## WRITTEN EXERCISE
Gather the lines below that include the string "Value", copying each in full.

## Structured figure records
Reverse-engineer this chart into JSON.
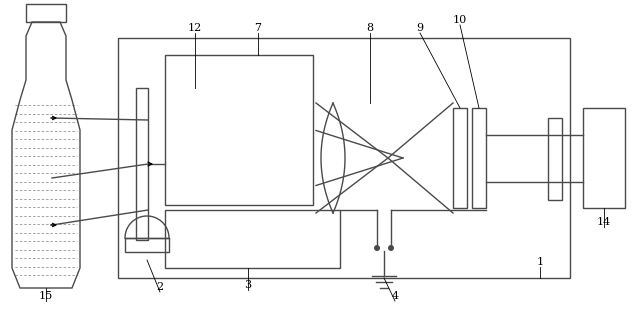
{
  "bg_color": "#ffffff",
  "line_color": "#4a4a4a",
  "fig_width": 6.34,
  "fig_height": 3.12,
  "dpi": 100
}
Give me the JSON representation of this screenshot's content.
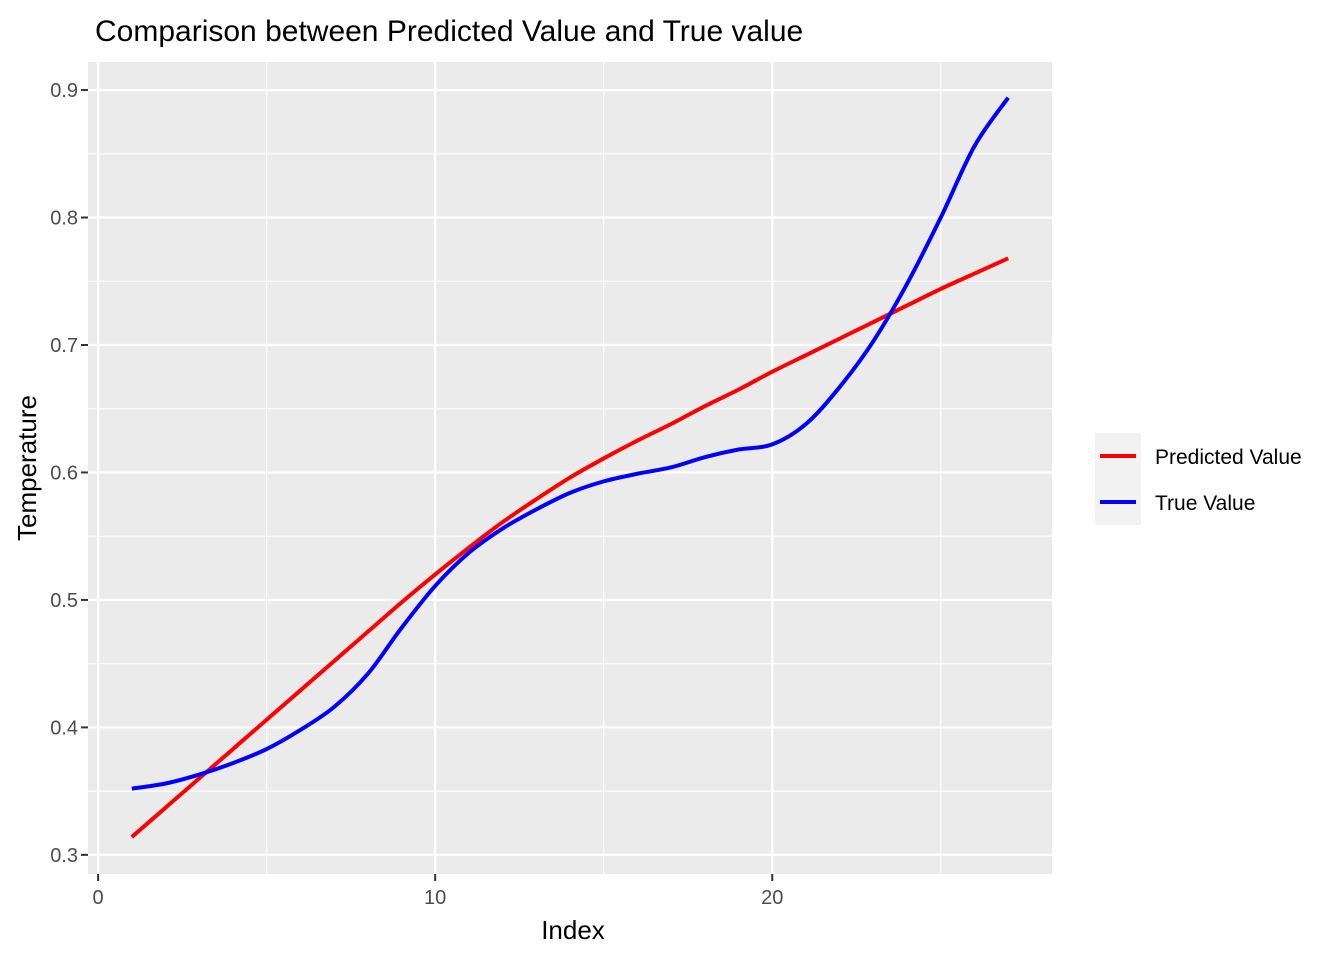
{
  "chart_data": {
    "type": "line",
    "title": "Comparison between Predicted Value and True value",
    "xlabel": "Index",
    "ylabel": "Temperature",
    "xlim": [
      -0.3,
      28.3
    ],
    "ylim": [
      0.285,
      0.922
    ],
    "x_ticks": [
      0,
      10,
      20
    ],
    "x_tick_labels": [
      "0",
      "10",
      "20"
    ],
    "y_ticks": [
      0.3,
      0.4,
      0.5,
      0.6,
      0.7,
      0.8,
      0.9
    ],
    "y_tick_labels": [
      "0.3",
      "0.4",
      "0.5",
      "0.6",
      "0.7",
      "0.8",
      "0.9"
    ],
    "grid": true,
    "legend_position": "right",
    "series": [
      {
        "name": "Predicted Value",
        "color": "#ff0000",
        "points": [
          [
            1,
            0.314
          ],
          [
            2,
            0.337
          ],
          [
            3,
            0.36
          ],
          [
            4,
            0.383
          ],
          [
            5,
            0.406
          ],
          [
            6,
            0.429
          ],
          [
            7,
            0.452
          ],
          [
            8,
            0.475
          ],
          [
            9,
            0.498
          ],
          [
            10,
            0.52
          ],
          [
            11,
            0.541
          ],
          [
            12,
            0.561
          ],
          [
            13,
            0.579
          ],
          [
            14,
            0.596
          ],
          [
            15,
            0.611
          ],
          [
            16,
            0.625
          ],
          [
            17,
            0.638
          ],
          [
            18,
            0.652
          ],
          [
            19,
            0.665
          ],
          [
            20,
            0.679
          ],
          [
            21,
            0.692
          ],
          [
            22,
            0.705
          ],
          [
            23,
            0.718
          ],
          [
            24,
            0.731
          ],
          [
            25,
            0.744
          ],
          [
            26,
            0.756
          ],
          [
            27,
            0.768
          ]
        ]
      },
      {
        "name": "True Value",
        "color": "#0000ff",
        "points": [
          [
            1,
            0.352
          ],
          [
            2,
            0.356
          ],
          [
            3,
            0.363
          ],
          [
            4,
            0.372
          ],
          [
            5,
            0.383
          ],
          [
            6,
            0.398
          ],
          [
            7,
            0.416
          ],
          [
            8,
            0.442
          ],
          [
            9,
            0.478
          ],
          [
            10,
            0.511
          ],
          [
            11,
            0.537
          ],
          [
            12,
            0.556
          ],
          [
            13,
            0.571
          ],
          [
            14,
            0.584
          ],
          [
            15,
            0.593
          ],
          [
            16,
            0.599
          ],
          [
            17,
            0.604
          ],
          [
            18,
            0.612
          ],
          [
            19,
            0.618
          ],
          [
            20,
            0.622
          ],
          [
            21,
            0.638
          ],
          [
            22,
            0.667
          ],
          [
            23,
            0.703
          ],
          [
            24,
            0.748
          ],
          [
            25,
            0.8
          ],
          [
            26,
            0.856
          ],
          [
            27,
            0.894
          ]
        ]
      }
    ]
  }
}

## TASK SOLUTION
    "title": "Comparison between Predicted Value and True value",
        "name": "Predicted Value",
        "name": "True Value",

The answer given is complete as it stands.